Reproduce the data exactly and drop any pictures it holds.
(begin)
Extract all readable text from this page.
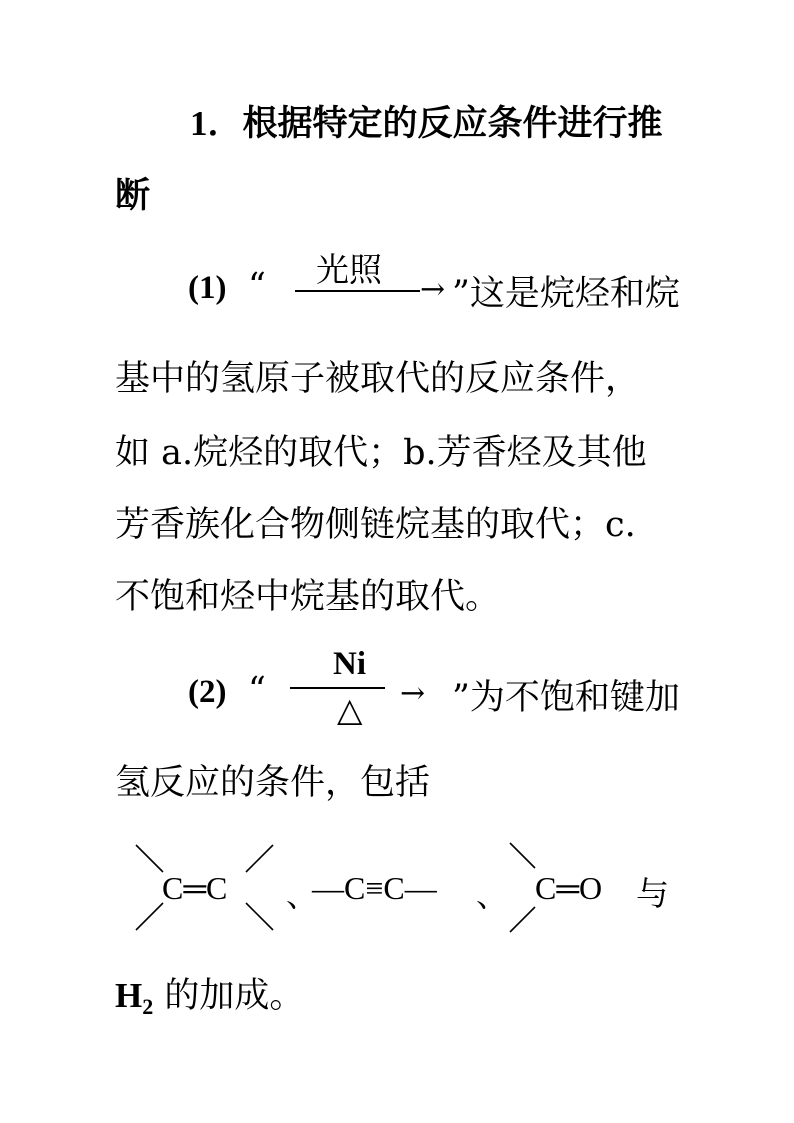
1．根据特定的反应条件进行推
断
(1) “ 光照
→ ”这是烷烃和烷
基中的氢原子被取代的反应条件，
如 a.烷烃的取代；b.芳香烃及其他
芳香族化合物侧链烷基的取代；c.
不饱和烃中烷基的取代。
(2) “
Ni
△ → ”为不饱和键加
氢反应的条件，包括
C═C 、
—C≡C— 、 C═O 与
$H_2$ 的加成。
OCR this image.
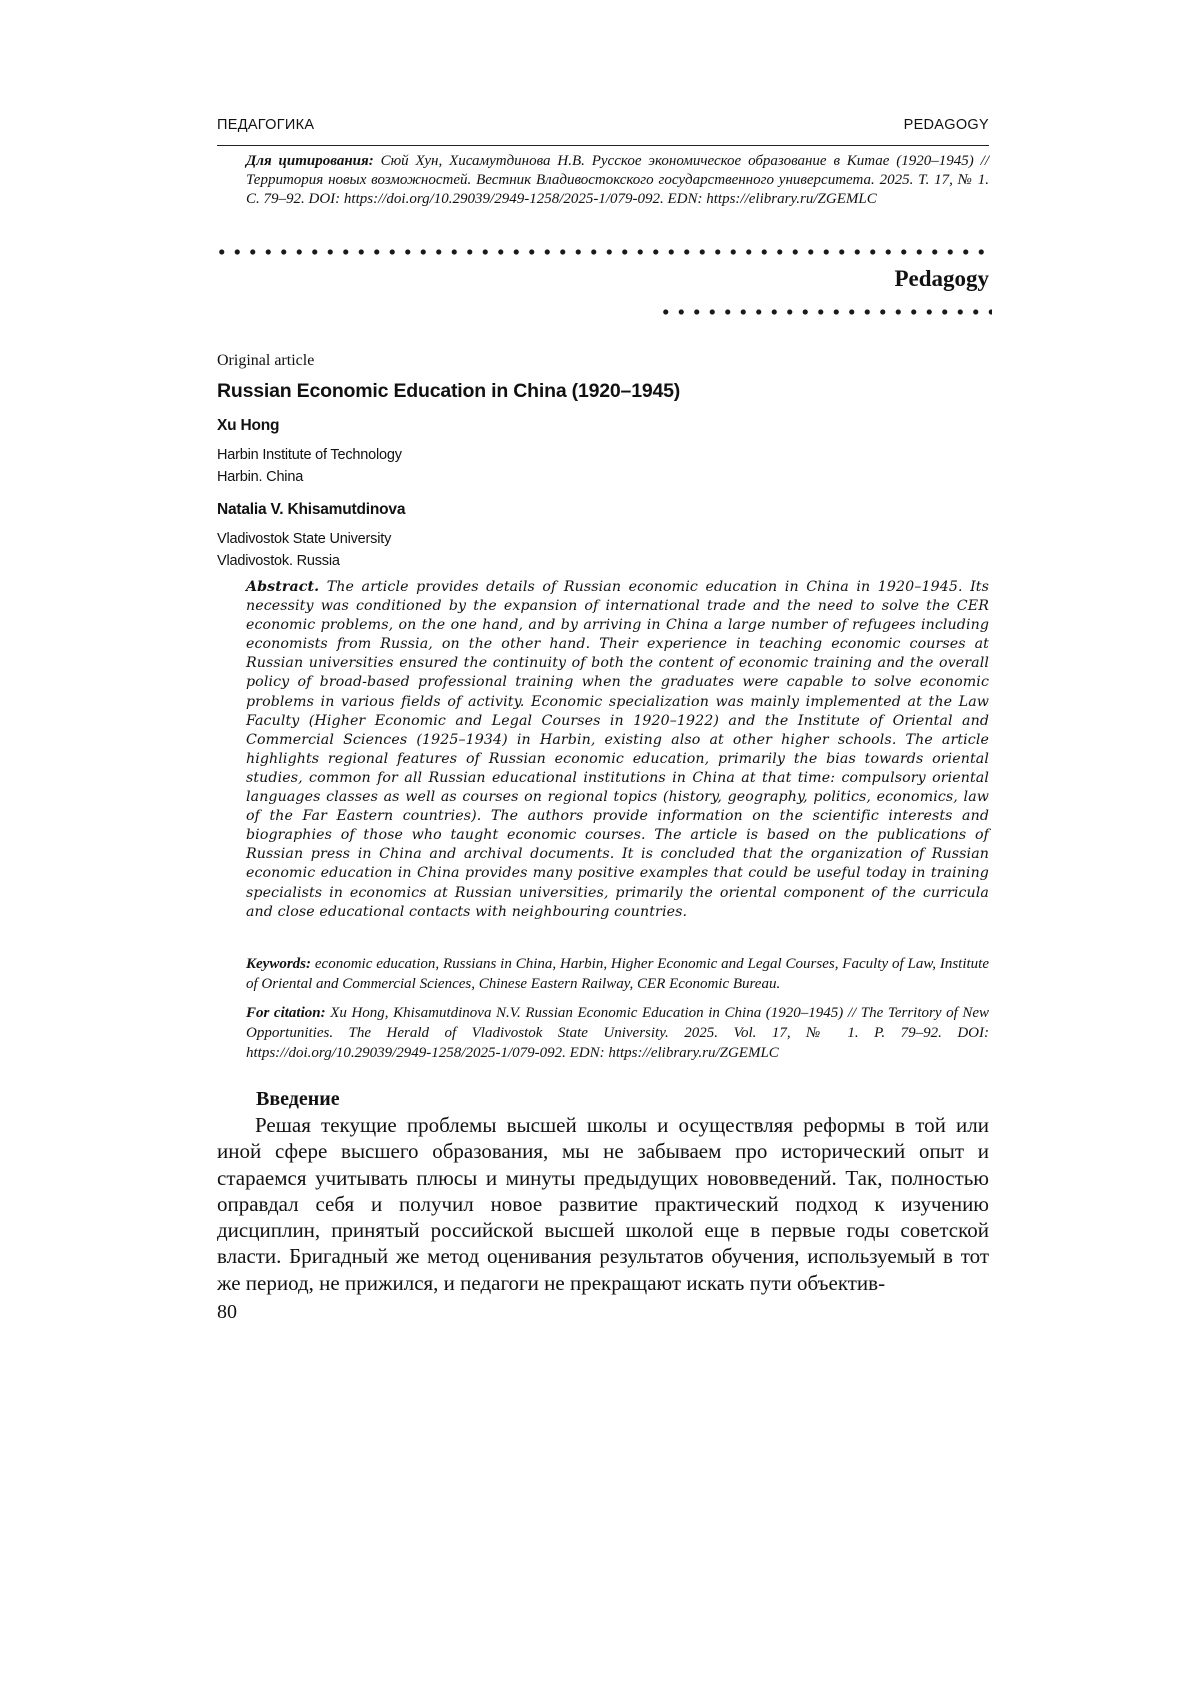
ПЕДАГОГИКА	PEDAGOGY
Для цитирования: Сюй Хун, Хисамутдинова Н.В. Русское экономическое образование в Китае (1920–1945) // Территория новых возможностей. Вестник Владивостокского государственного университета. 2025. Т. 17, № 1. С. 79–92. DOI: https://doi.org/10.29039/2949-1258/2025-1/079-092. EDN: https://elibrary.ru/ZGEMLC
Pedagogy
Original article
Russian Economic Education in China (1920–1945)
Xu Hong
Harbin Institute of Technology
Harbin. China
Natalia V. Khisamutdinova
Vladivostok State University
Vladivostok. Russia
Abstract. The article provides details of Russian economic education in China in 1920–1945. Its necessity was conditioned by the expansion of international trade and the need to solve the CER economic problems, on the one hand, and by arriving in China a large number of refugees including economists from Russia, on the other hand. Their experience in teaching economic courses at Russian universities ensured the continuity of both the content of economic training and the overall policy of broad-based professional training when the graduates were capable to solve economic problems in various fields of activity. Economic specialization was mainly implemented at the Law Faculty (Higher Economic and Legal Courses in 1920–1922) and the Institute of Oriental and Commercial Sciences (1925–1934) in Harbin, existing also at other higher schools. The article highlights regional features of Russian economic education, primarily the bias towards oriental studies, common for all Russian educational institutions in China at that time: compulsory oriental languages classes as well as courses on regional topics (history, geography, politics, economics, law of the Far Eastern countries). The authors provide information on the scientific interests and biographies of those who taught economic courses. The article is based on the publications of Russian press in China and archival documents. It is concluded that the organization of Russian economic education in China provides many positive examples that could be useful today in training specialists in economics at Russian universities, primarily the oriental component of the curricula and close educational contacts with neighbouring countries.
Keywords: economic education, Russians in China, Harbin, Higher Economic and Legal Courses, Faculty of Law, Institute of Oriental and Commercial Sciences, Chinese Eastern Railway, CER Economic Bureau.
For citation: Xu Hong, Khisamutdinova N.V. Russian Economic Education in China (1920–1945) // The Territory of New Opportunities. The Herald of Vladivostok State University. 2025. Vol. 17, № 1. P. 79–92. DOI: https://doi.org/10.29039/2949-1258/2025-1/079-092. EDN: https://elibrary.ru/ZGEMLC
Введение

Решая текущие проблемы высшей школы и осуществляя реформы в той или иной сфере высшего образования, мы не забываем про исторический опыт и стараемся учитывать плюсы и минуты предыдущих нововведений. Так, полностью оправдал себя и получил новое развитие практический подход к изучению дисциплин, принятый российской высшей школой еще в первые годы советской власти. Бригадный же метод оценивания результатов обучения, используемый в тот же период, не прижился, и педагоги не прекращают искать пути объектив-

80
(end)
▶ Result of the exercise:
Extract all readable text from this page.
1．根据特定的反应条件进行推
断
(1) “ 光照
→ ”这是烷烃和烷
基中的氢原子被取代的反应条件，
如 a.烷烃的取代；b.芳香烃及其他
芳香族化合物侧链烷基的取代；c.
不饱和烃中烷基的取代。
(2) “
Ni
△ → ”为不饱和键加
氢反应的条件，包括
C═C 、
—C≡C— 、 C═O 与
$H_2$ 的加成。
OCR this image.
ПЕДАГОГИКА	PEDAGOGY
Для цитирования: Сюй Хун, Хисамутдинова Н.В. Русское экономическое образование в Китае (1920–1945) // Территория новых возможностей. Вестник Владивостокского государственного университета. 2025. Т. 17, № 1. С. 79–92. DOI: https://doi.org/10.29039/2949-1258/2025-1/079-092. EDN: https://elibrary.ru/ZGEMLC
Pedagogy
Original article
Russian Economic Education in China (1920–1945)
Xu Hong
Harbin Institute of Technology
Harbin. China
Natalia V. Khisamutdinova
Vladivostok State University
Vladivostok. Russia
Abstract. The article provides details of Russian economic education in China in 1920–1945. Its necessity was conditioned by the expansion of international trade and the need to solve the CER economic problems, on the one hand, and by arriving in China a large number of refugees including economists from Russia, on the other hand. Their experience in teaching economic courses at Russian universities ensured the continuity of both the content of economic training and the overall policy of broad-based professional training when the graduates were capable to solve economic problems in various fields of activity. Economic specialization was mainly implemented at the Law Faculty (Higher Economic and Legal Courses in 1920–1922) and the Institute of Oriental and Commercial Sciences (1925–1934) in Harbin, existing also at other higher schools. The article highlights regional features of Russian economic education, primarily the bias towards oriental studies, common for all Russian educational institutions in China at that time: compulsory oriental languages classes as well as courses on regional topics (history, geography, politics, economics, law of the Far Eastern countries). The authors provide information on the scientific interests and biographies of those who taught economic courses. The article is based on the publications of Russian press in China and archival documents. It is concluded that the organization of Russian economic education in China provides many positive examples that could be useful today in training specialists in economics at Russian universities, primarily the oriental component of the curricula and close educational contacts with neighbouring countries.
Keywords: economic education, Russians in China, Harbin, Higher Economic and Legal Courses, Faculty of Law, Institute of Oriental and Commercial Sciences, Chinese Eastern Railway, CER Economic Bureau.
For citation: Xu Hong, Khisamutdinova N.V. Russian Economic Education in China (1920–1945) // The Territory of New Opportunities. The Herald of Vladivostok State University. 2025. Vol. 17, № 1. P. 79–92. DOI: https://doi.org/10.29039/2949-1258/2025-1/079-092. EDN: https://elibrary.ru/ZGEMLC
Введение

Решая текущие проблемы высшей школы и осуществляя реформы в той или иной сфере высшего образования, мы не забываем про исторический опыт и стараемся учитывать плюсы и минуты предыдущих нововведений. Так, полностью оправдал себя и получил новое развитие практический подход к изучению дисциплин, принятый российской высшей школой еще в первые годы советской власти. Бригадный же метод оценивания результатов обучения, используемый в тот же период, не прижился, и педагоги не прекращают искать пути объектив-

80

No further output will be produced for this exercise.